WHAT IS BEING ASKED:
Copy the listing from its first line down through the line containing "- utility-button[interactable]: Utility: [300, 879, 382, 902]", switching "Localize" to "Locate" and leaving everything else unchanged.

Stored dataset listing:

-- Start --

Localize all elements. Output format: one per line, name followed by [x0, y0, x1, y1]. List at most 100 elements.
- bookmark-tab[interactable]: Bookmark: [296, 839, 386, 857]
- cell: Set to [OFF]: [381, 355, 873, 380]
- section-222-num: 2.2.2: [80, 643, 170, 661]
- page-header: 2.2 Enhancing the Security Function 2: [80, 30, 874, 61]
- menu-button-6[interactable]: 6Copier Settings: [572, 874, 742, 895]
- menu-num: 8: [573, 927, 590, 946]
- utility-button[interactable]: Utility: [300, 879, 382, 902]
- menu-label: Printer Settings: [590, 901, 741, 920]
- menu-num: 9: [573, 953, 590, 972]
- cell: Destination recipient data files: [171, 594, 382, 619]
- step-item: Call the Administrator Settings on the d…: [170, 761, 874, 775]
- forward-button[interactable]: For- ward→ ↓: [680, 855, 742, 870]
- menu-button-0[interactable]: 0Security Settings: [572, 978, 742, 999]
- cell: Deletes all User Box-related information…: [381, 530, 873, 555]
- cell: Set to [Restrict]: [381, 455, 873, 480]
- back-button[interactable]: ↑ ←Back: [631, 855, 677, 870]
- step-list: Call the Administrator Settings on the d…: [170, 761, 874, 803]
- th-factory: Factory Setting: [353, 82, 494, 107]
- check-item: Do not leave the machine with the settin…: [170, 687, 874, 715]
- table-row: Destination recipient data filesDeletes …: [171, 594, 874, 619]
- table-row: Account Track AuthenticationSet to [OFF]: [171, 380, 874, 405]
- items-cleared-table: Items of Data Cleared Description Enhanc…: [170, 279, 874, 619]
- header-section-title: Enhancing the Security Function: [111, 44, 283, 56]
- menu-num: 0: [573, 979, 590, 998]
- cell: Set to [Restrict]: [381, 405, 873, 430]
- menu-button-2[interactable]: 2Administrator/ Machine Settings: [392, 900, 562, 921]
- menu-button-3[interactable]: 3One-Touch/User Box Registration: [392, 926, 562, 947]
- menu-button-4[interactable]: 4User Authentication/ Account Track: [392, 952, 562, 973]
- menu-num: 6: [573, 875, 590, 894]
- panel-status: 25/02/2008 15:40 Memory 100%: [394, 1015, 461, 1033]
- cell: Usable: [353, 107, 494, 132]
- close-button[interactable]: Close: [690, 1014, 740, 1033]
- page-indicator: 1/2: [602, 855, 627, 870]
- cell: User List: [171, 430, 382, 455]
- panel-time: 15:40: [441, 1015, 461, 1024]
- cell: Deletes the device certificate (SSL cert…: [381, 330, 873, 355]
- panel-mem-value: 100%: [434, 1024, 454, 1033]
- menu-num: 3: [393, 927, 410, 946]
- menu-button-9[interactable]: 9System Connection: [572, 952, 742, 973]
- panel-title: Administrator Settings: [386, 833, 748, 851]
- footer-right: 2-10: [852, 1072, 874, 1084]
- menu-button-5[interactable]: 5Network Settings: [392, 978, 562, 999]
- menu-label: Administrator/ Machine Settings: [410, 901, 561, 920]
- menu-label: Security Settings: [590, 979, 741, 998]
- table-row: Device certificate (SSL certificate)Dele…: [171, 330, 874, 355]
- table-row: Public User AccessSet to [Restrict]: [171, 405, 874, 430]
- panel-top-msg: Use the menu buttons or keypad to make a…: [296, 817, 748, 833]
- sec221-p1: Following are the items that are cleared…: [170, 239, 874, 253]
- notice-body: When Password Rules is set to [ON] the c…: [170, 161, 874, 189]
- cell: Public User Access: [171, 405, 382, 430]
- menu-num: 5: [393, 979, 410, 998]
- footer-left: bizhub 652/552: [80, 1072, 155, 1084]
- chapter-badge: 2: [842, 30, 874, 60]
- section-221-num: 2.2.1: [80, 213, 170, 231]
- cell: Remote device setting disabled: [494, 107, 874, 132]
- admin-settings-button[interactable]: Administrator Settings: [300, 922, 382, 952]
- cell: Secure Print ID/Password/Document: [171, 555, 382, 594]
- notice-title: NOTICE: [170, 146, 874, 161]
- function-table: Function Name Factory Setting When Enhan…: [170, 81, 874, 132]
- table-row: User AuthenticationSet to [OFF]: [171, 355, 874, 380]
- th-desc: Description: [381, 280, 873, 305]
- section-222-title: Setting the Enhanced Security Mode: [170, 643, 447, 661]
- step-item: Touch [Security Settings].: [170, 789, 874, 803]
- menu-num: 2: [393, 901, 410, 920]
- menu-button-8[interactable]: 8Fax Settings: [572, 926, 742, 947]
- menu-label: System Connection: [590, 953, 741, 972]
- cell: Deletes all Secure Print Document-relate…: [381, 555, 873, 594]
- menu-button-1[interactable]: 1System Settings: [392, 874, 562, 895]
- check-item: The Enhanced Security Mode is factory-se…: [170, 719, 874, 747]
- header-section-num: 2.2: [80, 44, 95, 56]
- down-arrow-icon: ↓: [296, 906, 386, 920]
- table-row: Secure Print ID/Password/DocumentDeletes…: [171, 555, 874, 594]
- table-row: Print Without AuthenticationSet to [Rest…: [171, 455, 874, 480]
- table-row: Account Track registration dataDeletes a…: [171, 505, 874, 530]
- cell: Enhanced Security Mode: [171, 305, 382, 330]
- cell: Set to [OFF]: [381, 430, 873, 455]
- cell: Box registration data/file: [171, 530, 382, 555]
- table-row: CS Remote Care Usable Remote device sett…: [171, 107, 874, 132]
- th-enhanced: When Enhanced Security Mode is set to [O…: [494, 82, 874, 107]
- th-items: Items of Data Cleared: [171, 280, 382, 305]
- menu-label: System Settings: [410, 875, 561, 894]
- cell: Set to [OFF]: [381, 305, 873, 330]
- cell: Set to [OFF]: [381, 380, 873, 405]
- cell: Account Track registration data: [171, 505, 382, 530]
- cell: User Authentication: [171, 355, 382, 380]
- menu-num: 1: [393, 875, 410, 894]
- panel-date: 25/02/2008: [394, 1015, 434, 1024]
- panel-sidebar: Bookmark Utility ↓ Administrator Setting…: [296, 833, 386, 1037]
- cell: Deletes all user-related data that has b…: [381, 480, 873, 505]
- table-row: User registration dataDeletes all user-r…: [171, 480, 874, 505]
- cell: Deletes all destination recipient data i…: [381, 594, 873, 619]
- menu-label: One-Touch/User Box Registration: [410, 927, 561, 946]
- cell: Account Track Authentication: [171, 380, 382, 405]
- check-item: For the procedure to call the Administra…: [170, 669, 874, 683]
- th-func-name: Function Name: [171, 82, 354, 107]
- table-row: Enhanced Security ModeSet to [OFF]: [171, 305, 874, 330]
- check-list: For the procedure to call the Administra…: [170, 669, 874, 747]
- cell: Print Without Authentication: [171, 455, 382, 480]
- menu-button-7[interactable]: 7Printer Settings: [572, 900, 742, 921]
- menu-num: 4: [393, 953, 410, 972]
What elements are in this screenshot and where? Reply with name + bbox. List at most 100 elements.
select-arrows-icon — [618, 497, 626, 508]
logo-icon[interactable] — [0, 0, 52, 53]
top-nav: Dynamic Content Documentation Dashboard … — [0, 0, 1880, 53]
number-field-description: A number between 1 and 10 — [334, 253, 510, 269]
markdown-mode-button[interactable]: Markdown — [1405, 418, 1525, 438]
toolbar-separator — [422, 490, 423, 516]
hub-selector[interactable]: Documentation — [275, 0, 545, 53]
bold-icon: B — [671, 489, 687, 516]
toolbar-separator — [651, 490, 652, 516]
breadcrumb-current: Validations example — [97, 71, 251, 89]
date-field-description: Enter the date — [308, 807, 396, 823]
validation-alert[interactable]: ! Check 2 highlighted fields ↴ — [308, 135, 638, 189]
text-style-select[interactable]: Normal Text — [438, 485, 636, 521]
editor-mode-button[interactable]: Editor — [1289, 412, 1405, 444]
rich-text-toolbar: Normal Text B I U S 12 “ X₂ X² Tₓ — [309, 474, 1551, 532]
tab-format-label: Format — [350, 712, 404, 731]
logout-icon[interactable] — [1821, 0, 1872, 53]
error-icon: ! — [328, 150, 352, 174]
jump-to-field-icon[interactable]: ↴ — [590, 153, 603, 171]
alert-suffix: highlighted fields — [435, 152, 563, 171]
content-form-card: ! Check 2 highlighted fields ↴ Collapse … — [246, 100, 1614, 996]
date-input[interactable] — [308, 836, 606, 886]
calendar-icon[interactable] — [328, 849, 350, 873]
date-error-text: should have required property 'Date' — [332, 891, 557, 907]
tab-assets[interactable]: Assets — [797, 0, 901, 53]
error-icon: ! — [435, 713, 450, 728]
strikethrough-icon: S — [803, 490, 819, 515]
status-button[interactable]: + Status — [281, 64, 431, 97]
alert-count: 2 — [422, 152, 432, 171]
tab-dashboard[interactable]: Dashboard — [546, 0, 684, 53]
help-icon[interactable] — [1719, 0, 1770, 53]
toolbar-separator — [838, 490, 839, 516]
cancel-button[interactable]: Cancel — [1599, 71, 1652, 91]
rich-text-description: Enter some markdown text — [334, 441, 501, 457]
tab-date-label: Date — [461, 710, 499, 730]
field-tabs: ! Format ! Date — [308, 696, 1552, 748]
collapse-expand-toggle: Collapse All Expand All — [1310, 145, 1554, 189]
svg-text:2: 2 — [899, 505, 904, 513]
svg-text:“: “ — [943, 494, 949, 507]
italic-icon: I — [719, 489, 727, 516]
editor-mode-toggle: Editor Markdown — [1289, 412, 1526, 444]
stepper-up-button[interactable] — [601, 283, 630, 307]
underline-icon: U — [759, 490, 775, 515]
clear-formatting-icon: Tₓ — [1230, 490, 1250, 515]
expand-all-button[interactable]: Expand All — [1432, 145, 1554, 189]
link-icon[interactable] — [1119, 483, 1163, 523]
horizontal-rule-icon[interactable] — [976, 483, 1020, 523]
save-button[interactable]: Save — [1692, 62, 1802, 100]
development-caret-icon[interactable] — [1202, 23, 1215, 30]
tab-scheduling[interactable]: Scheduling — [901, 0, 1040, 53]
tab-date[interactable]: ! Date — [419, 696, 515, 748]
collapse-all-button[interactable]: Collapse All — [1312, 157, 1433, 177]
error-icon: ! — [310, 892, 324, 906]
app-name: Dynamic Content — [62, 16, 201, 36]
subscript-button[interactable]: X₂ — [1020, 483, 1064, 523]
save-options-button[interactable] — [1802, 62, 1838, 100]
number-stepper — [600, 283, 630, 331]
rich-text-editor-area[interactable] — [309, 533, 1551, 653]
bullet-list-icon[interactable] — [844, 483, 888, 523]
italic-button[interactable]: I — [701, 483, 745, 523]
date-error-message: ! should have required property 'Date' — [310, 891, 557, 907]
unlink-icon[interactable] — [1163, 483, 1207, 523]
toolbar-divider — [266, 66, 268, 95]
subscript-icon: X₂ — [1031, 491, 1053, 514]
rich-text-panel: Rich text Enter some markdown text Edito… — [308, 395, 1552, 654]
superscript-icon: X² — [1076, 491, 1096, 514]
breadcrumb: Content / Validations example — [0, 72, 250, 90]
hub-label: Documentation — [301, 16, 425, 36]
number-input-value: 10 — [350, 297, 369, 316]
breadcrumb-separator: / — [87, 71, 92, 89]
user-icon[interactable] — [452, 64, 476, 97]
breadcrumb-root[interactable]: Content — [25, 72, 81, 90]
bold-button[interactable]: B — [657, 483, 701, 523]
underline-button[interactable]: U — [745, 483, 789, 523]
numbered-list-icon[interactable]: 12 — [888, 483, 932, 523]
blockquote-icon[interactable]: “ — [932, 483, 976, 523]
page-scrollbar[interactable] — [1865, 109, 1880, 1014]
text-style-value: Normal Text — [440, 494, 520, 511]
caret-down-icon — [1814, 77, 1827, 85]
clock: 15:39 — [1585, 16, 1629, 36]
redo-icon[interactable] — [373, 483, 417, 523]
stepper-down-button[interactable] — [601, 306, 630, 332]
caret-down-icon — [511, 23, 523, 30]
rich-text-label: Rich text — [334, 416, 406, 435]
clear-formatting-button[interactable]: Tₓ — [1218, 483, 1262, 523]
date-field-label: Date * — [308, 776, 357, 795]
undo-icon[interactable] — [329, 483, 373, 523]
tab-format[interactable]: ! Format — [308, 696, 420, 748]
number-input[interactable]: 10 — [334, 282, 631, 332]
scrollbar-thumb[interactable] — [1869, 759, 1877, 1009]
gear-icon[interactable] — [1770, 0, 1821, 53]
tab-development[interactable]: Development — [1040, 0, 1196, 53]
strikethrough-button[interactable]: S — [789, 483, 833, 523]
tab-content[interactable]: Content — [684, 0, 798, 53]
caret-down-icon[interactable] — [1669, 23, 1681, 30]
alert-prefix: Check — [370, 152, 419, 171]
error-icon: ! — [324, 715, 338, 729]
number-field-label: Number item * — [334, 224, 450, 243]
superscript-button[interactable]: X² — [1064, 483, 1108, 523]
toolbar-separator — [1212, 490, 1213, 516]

-- End --

FULL ANSWER:
Locate all elements. Output format: one per line, name followed by [x0, y0, x1, y1]. List at most 100 elements.
- bookmark-tab[interactable]: Bookmark: [296, 839, 386, 857]
- cell: Set to [OFF]: [381, 355, 873, 380]
- section-222-num: 2.2.2: [80, 643, 170, 661]
- page-header: 2.2 Enhancing the Security Function 2: [80, 30, 874, 61]
- menu-button-6[interactable]: 6Copier Settings: [572, 874, 742, 895]
- menu-num: 8: [573, 927, 590, 946]
- utility-button[interactable]: Utility: [300, 879, 382, 902]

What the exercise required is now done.